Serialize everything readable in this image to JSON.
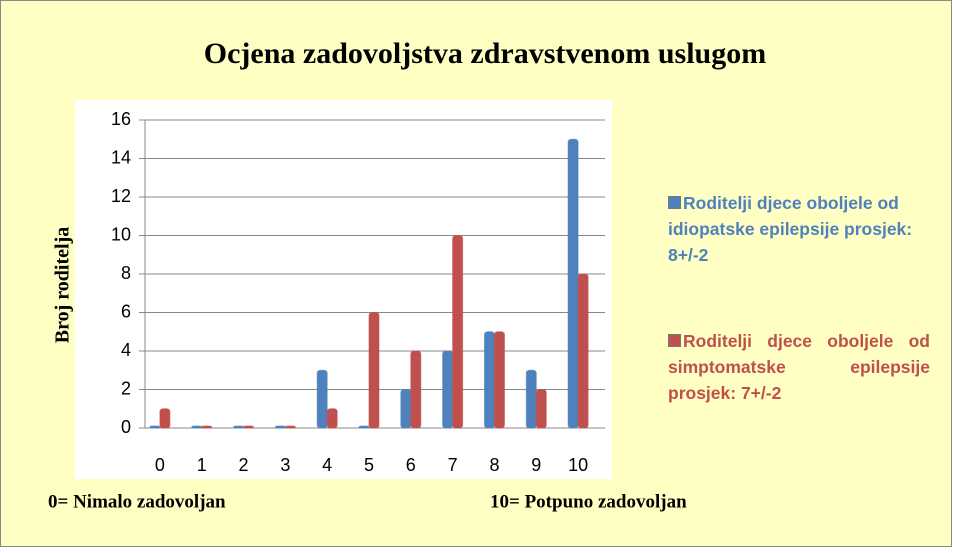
{
  "chart_data": {
    "type": "bar",
    "title": "Ocjena zadovoljstva zdravstvenom uslugom",
    "y_label": "Broj roditelja",
    "categories": [
      "0",
      "1",
      "2",
      "3",
      "4",
      "5",
      "6",
      "7",
      "8",
      "9",
      "10"
    ],
    "series": [
      {
        "name": "Roditelji djece oboljele od idiopatske epilepsije prosjek: 8+/-2",
        "color": "#4f81bd",
        "values": [
          0,
          0,
          0,
          0,
          3,
          0,
          2,
          4,
          5,
          3,
          15
        ]
      },
      {
        "name": "Roditelji djece oboljele od simptomatske epilepsije prosjek: 7+/-2",
        "color": "#c0504d",
        "values": [
          1,
          0,
          0,
          0,
          1,
          6,
          4,
          10,
          5,
          2,
          8
        ]
      }
    ],
    "ylim": [
      0,
      16
    ],
    "yticks": [
      0,
      2,
      4,
      6,
      8,
      10,
      12,
      14,
      16
    ],
    "grid": true,
    "legend": "right",
    "annotations": [
      "0= Nimalo zadovoljan",
      "10= Potpuno zadovoljan"
    ]
  }
}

- - -

Written instruction ::
Collect every line above that contains the word "oboljele".

Solution to the problem ::
        "name": "Roditelji djece oboljele od idiopatske epilepsije prosjek: 8+/-2",
        "name": "Roditelji djece oboljele od simptomatske epilepsije prosjek: 7+/-2",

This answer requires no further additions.